"""
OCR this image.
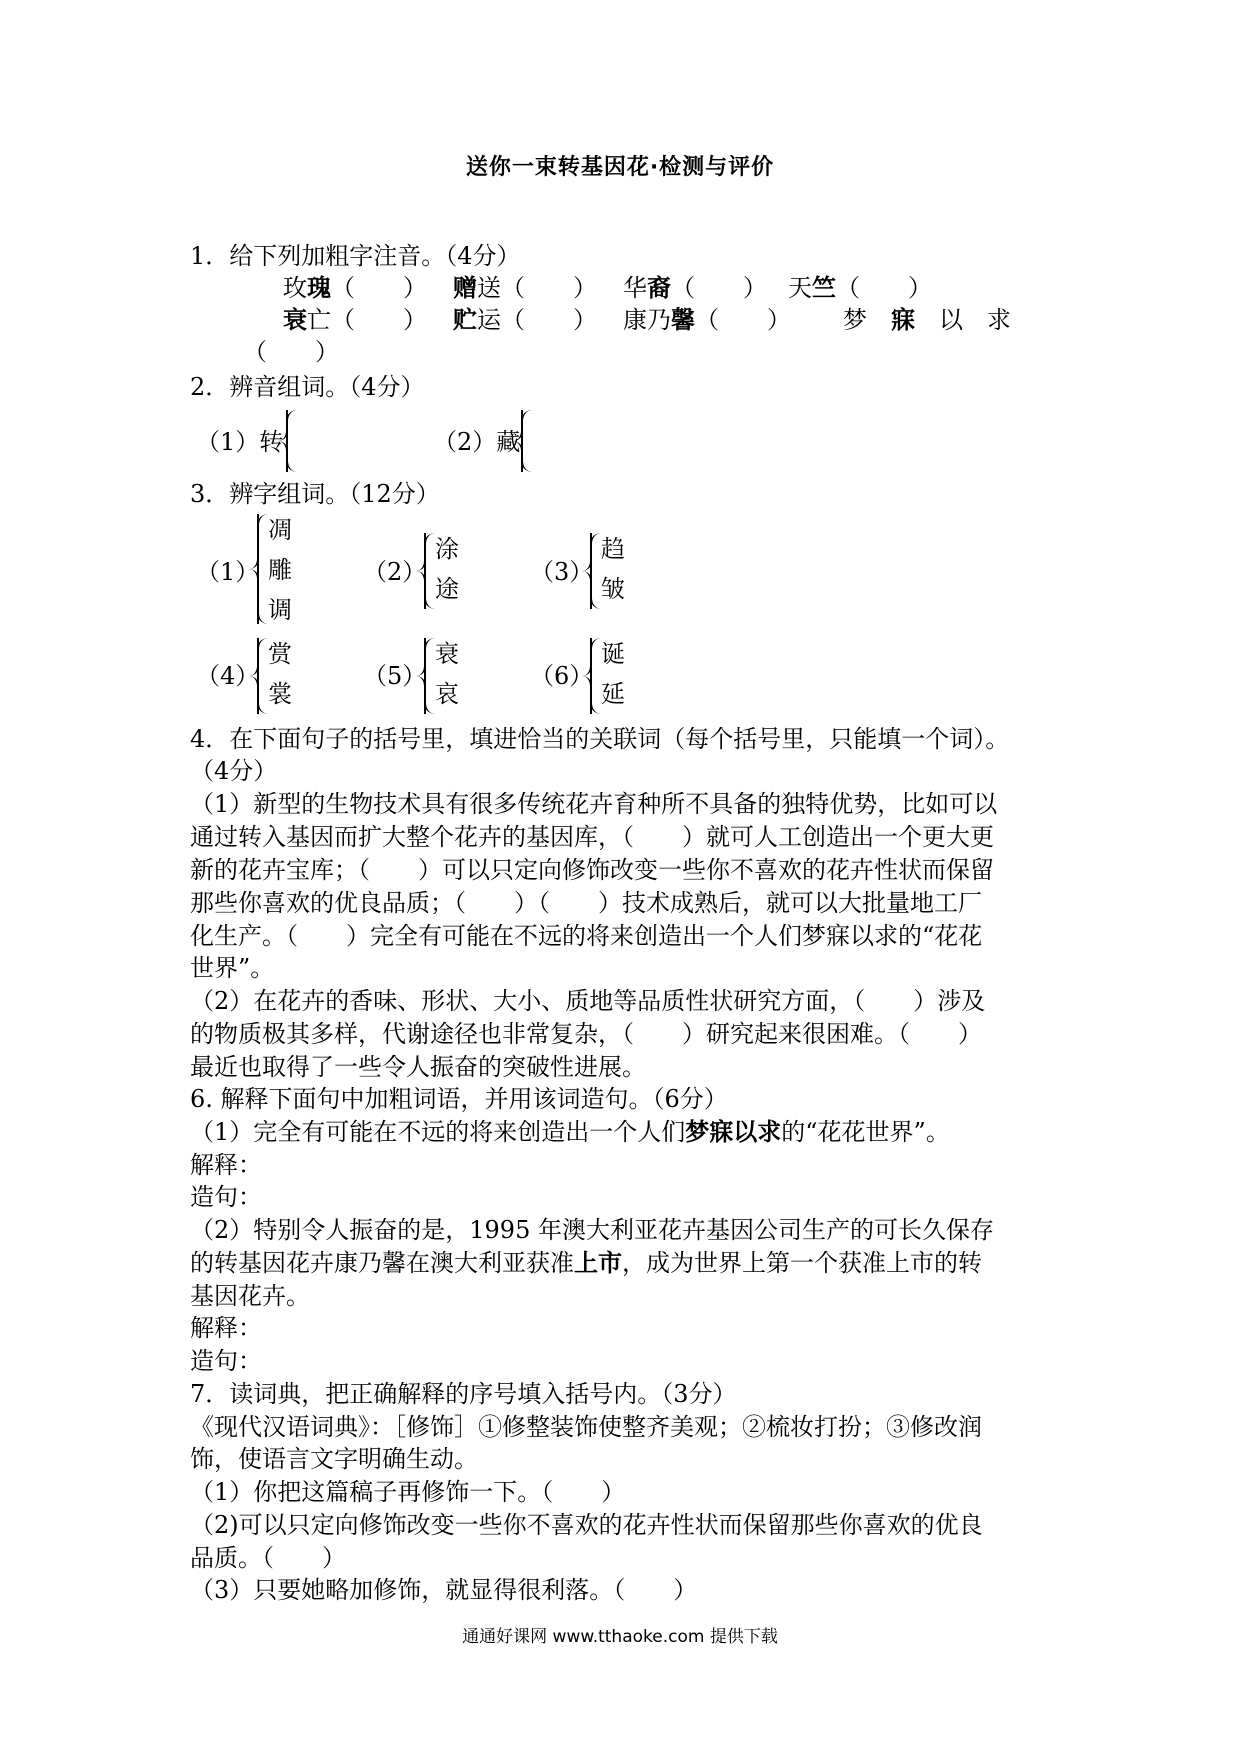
送你一束转基因花·检测与评价
1．给下列加粗字注音。（4分）
玫瑰（　　） 赠送（　　） 华裔（　　） 天竺（　　）
衰亡（　　） 贮运（　　） 康乃馨（　　） 梦　寐　以　求
（　　）
2．辨音组词。（4分）
（1）转	（2）藏
3．辨字组词。（12分）
（1）
凋
雕
调
（2）
涂
途
（3）
趋
皱
（4）
赏
裳
（5）
衰
哀
（6）
诞
延
4．在下面句子的括号里，填进恰当的关联词（每个括号里，只能填一个词）。
（4分）
（1）新型的生物技术具有很多传统花卉育种所不具备的独特优势，比如可以
通过转入基因而扩大整个花卉的基因库，（　　）就可人工创造出一个更大更
新的花卉宝库；（　　）可以只定向修饰改变一些你不喜欢的花卉性状而保留
那些你喜欢的优良品质；（　　）（　　）技术成熟后，就可以大批量地工厂
化生产。（　　）完全有可能在不远的将来创造出一个人们梦寐以求的“花花
世界”。
（2）在花卉的香味、形状、大小、质地等品质性状研究方面，（　　）涉及
的物质极其多样，代谢途径也非常复杂，（　　）研究起来很困难。（　　）
最近也取得了一些令人振奋的突破性进展。
6. 解释下面句中加粗词语，并用该词造句。（6分）
（1）完全有可能在不远的将来创造出一个人们梦寐以求的“花花世界”。
解释：
造句：
（2）特别令人振奋的是，1995 年澳大利亚花卉基因公司生产的可长久保存
的转基因花卉康乃馨在澳大利亚获准上市，成为世界上第一个获准上市的转
基因花卉。
解释：
造句：
7．读词典，把正确解释的序号填入括号内。（3分）
《现代汉语词典》：［修饰］①修整装饰使整齐美观；②梳妆打扮；③修改润
饰，使语言文字明确生动。
（1）你把这篇稿子再修饰一下。（　　）
（2)可以只定向修饰改变一些你不喜欢的花卉性状而保留那些你喜欢的优良
品质。（　　）
（3）只要她略加修饰，就显得很利落。（　　）
通通好课网 www.tthaoke.com 提供下载
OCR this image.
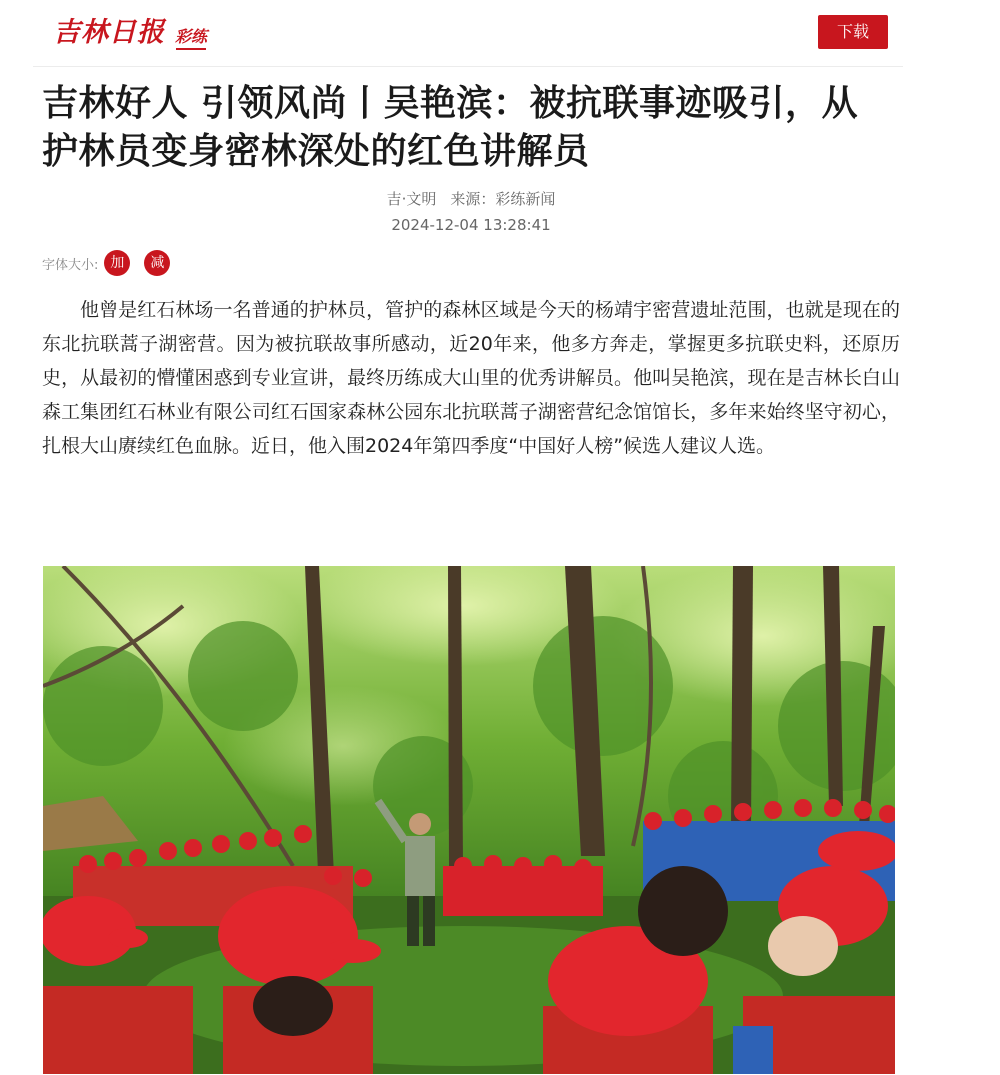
吉林日报 彩练	下载
吉林好人 引领风尚丨吴艳滨：被抗联事迹吸引，从护林员变身密林深处的红色讲解员
吉·文明 来源：彩练新闻
2024-12-04 13:28:41
字体大小: 加	减

他曾是红石林场一名普通的护林员，管护的森林区域是今天的杨靖宇密营遗址范围，也就是现在的东北抗联蒿子湖密营。因为被抗联故事所感动，近20年来，他多方奔走，掌握更多抗联史料，还原历史，从最初的懵懂困惑到专业宣讲，最终历练成大山里的优秀讲解员。他叫吴艳滨，现在是吉林长白山森工集团红石林业有限公司红石国家森林公园东北抗联蒿子湖密营纪念馆馆长，多年来始终坚守初心，扎根大山赓续红色血脉。近日，他入围2024年第四季度“中国好人榜”候选人建议人选。
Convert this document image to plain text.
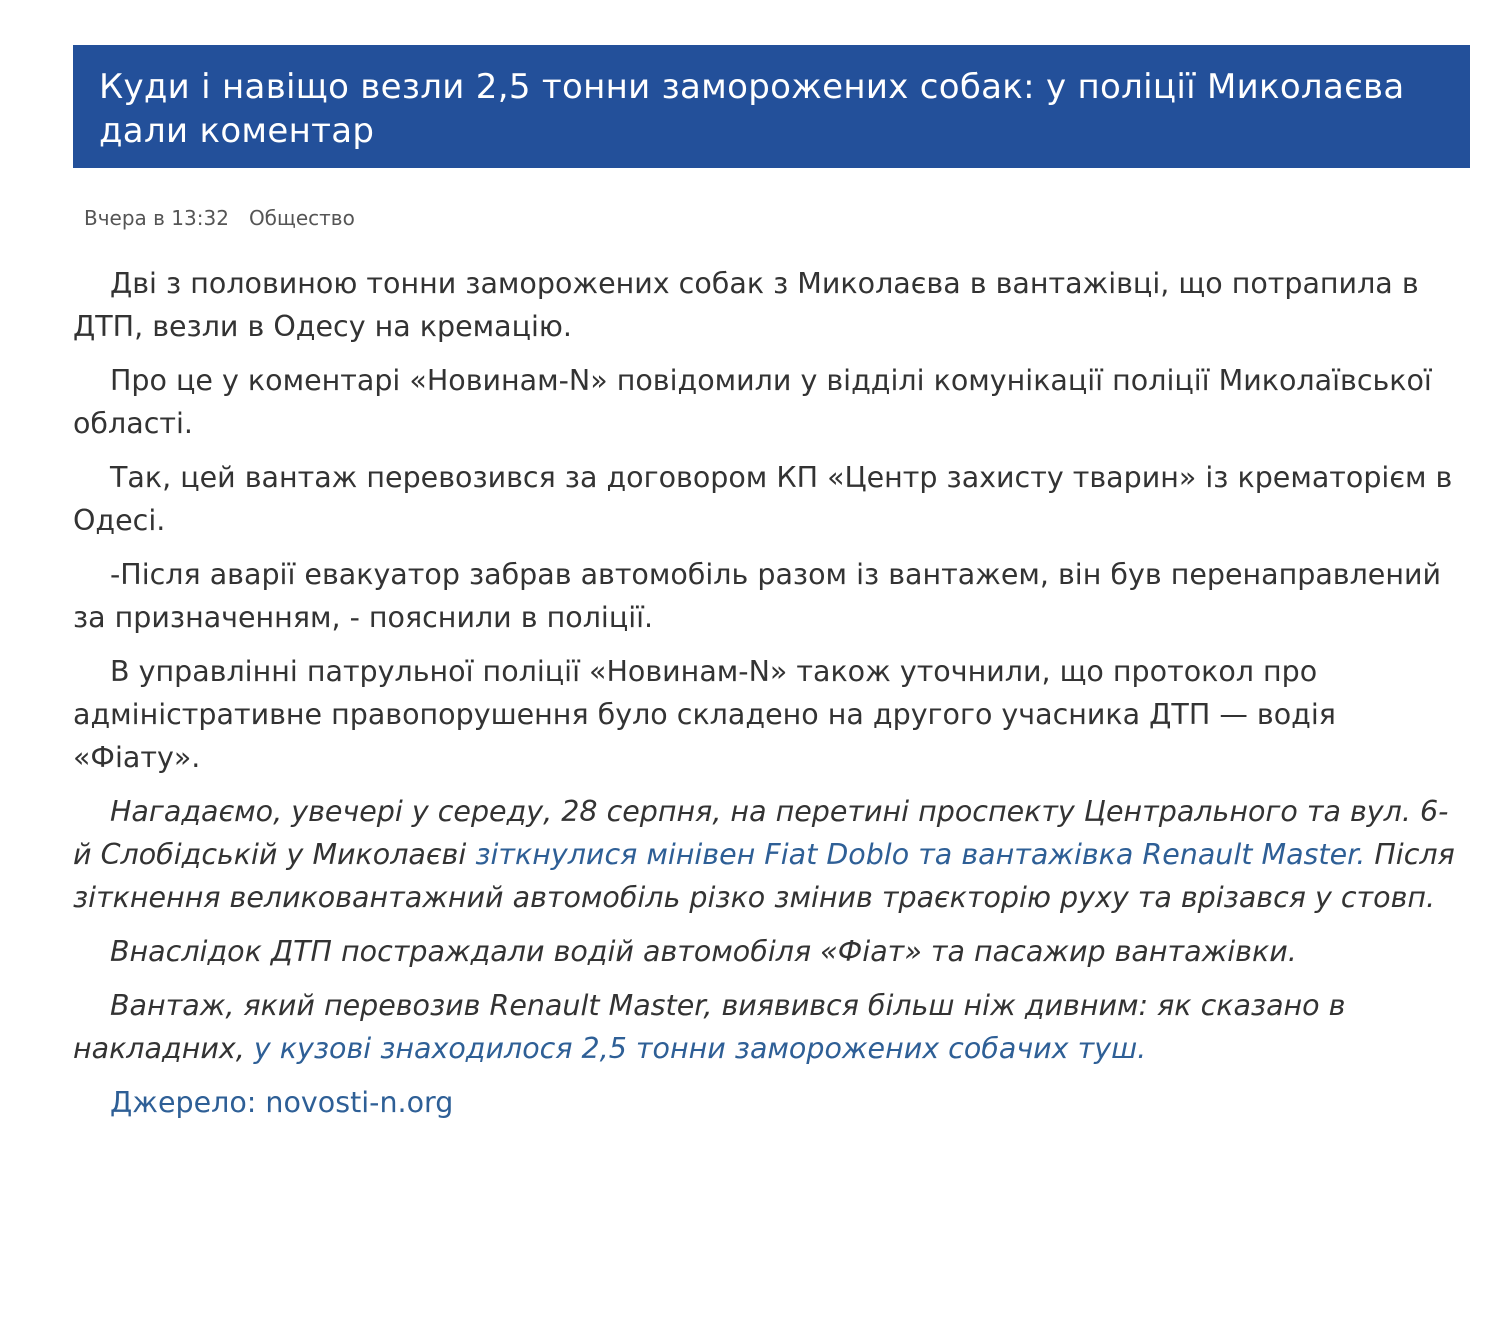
Куди і навіщо везли 2,5 тонни заморожених собак: у поліції Миколаєва дали коментар
Вчера в 13:32 Общество

Дві з половиною тонни заморожених собак з Миколаєва в вантажівці, що потрапила в ДТП, везли в Одесу на кремацію.

Про це у коментарі «Новинам-N» повідомили у відділі комунікації поліції Миколаївської області.

Так, цей вантаж перевозився за договором КП «Центр захисту тварин» із крематорієм в Одесі.

-Після аварії евакуатор забрав автомобіль разом із вантажем, він був перенаправлений за призначенням, - пояснили в поліції.

В управлінні патрульної поліції «Новинам-N» також уточнили, що протокол про адміністративне правопорушення було складено на другого учасника ДТП — водія «Фіату».

Нагадаємо, увечері у середу, 28 серпня, на перетині проспекту Центрального та вул. 6-й Слобідській у Миколаєві зіткнулися мінівен Fiat Doblo та вантажівка Renault Master. Після зіткнення великовантажний автомобіль різко змінив траєкторію руху та врізався у стовп.

Внаслідок ДТП постраждали водій автомобіля «Фіат» та пасажир вантажівки.

Вантаж, який перевозив Renault Master, виявився більш ніж дивним: як сказано в накладних, у кузові знаходилося 2,5 тонни заморожених собачих туш.

Джерело: novosti-n.org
"""
**EXERCISE TASK:**
Lines containing the word "Новинам" are to be counted in the listing; state their number alone.

**OUTPUT OF THE TASK:**
2